----- Information given
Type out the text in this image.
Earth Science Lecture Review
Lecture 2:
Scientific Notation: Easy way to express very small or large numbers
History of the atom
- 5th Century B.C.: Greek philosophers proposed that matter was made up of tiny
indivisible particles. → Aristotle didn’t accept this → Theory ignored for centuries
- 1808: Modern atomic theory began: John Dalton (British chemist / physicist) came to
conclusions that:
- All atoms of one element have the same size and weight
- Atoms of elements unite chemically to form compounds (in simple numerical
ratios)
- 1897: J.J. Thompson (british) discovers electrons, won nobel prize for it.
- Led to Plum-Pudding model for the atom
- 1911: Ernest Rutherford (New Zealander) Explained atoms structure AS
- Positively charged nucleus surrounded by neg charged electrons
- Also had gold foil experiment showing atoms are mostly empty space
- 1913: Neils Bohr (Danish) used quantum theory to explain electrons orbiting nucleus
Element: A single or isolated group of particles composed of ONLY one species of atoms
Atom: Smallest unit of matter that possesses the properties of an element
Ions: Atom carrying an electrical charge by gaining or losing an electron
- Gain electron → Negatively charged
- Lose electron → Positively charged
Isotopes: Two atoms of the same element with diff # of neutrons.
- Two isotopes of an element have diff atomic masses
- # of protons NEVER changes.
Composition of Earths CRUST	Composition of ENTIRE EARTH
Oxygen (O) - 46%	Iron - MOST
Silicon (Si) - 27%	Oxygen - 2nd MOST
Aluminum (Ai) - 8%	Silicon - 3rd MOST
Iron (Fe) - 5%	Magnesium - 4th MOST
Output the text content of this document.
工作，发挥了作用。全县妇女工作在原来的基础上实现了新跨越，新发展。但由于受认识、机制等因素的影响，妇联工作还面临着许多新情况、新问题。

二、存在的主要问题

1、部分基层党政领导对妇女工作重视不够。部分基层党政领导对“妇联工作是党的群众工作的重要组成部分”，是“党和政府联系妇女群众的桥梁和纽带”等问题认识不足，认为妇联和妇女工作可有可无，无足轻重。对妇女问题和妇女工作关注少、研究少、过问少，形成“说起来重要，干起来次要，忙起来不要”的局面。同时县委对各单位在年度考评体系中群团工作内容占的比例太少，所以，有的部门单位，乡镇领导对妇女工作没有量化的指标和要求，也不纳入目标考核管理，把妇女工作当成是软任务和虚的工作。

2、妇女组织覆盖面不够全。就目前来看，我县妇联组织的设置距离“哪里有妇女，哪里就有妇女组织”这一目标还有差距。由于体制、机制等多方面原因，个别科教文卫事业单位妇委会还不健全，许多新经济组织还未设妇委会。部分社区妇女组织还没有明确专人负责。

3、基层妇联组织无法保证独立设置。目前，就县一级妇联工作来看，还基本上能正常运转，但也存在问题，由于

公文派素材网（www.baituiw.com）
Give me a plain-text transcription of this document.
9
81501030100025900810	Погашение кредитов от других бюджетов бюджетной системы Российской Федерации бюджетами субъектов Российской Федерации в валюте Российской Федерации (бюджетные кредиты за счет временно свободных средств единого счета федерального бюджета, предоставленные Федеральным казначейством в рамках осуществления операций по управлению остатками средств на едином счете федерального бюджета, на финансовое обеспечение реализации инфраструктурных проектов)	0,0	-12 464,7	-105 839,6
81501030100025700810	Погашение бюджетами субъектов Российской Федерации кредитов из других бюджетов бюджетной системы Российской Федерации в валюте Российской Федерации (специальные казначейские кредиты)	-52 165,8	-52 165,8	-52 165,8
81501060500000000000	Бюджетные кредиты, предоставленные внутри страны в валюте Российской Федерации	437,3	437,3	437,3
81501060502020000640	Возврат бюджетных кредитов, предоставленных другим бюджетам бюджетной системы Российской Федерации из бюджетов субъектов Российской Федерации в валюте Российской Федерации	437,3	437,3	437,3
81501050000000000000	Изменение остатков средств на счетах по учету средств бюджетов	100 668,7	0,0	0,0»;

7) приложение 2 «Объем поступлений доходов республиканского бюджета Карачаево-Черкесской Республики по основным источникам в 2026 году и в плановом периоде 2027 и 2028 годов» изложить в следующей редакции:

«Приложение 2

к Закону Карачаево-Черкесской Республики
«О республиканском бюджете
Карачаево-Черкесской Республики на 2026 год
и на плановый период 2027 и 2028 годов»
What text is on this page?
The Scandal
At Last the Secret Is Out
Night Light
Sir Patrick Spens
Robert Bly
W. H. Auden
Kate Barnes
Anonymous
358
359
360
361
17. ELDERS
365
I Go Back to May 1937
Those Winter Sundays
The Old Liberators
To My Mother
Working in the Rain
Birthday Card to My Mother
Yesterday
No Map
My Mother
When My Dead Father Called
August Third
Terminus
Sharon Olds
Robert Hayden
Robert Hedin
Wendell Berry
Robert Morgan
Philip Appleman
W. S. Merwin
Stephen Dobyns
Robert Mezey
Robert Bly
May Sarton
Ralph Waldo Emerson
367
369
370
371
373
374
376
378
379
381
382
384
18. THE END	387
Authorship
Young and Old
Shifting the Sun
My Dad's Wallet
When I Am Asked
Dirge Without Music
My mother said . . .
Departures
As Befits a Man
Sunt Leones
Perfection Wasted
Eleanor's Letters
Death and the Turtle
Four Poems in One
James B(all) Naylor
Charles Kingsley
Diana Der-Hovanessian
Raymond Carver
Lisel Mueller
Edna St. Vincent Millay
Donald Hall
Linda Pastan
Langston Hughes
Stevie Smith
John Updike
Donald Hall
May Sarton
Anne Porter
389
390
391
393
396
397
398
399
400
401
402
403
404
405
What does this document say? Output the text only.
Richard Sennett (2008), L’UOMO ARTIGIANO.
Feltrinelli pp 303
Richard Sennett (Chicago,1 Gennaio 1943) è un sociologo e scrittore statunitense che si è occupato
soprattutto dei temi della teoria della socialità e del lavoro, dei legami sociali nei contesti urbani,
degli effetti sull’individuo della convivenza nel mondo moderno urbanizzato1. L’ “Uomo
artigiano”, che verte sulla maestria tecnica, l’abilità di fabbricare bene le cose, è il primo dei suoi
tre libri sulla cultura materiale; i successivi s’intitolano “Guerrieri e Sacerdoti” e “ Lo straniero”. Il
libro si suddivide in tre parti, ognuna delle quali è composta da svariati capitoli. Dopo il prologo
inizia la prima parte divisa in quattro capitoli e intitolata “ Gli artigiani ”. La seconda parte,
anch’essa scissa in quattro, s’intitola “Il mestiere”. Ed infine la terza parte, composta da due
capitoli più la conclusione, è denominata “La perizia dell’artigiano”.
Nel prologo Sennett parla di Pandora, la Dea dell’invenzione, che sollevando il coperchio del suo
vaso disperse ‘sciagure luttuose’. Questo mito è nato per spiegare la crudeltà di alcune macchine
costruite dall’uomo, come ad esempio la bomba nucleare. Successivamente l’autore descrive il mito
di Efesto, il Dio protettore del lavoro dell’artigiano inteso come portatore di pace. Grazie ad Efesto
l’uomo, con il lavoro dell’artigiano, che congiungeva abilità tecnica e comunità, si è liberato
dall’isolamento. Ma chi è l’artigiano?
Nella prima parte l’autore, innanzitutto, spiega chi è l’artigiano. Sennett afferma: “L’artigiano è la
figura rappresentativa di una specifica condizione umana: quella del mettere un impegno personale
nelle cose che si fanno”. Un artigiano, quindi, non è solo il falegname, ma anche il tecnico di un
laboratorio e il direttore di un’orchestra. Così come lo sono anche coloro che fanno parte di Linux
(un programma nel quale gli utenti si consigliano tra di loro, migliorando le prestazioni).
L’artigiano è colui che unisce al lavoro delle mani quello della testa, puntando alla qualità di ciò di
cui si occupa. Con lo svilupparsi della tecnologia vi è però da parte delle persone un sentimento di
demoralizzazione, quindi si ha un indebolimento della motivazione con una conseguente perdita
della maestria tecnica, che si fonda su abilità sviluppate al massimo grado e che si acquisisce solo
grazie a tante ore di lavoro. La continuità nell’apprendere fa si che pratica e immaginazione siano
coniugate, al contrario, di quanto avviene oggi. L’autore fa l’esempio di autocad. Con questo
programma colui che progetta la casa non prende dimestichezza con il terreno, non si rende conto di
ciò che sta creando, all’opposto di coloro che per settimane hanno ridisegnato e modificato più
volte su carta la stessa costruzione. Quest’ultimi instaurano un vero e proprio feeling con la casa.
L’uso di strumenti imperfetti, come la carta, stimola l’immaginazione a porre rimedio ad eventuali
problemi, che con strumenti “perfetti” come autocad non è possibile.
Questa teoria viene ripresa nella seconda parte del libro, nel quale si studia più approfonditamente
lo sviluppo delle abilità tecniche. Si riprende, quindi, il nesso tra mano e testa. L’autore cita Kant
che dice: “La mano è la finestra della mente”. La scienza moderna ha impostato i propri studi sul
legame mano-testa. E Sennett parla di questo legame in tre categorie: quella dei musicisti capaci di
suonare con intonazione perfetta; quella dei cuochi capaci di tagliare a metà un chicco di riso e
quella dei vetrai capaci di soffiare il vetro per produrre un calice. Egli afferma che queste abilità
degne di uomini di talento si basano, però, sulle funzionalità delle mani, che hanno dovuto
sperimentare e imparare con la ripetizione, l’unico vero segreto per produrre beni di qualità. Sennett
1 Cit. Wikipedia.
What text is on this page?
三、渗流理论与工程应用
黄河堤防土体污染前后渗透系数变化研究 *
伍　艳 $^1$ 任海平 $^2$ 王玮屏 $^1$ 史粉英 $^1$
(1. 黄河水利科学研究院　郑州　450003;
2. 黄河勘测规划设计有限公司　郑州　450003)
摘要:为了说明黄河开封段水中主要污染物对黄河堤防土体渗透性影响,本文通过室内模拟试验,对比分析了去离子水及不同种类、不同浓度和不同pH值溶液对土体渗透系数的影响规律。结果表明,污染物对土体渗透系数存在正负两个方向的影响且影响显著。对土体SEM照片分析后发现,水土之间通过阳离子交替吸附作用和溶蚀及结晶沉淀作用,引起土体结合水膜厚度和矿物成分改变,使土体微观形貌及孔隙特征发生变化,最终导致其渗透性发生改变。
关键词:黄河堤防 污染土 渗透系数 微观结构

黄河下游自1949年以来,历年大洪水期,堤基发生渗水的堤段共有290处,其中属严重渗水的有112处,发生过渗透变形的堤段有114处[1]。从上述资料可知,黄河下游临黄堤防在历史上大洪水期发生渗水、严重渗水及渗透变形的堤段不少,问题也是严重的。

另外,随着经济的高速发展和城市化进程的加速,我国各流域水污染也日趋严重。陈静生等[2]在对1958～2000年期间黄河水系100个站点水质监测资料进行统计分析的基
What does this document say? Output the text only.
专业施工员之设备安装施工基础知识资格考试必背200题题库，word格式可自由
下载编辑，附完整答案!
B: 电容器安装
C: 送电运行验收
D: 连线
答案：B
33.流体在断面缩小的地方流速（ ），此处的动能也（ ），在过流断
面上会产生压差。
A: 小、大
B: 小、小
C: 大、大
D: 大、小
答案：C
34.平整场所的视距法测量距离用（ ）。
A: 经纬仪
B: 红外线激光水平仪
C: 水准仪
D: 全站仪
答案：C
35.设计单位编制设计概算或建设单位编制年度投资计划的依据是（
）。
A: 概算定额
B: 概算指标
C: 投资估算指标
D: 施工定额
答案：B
----------
• _The problem_
Filter the entries and copy out every line with the word "Республики".

• _Completed exercise_
7) приложение 2 «Объем поступлений доходов республиканского бюджета Карачаево-Черкесской Республики по основным источникам в 2026 году и в плановом периоде 2027 и 2028 годов» изложить в следующей редакции:
к Закону Карачаево-Черкесской Республики
Карачаево-Черкесской Республики на 2026 год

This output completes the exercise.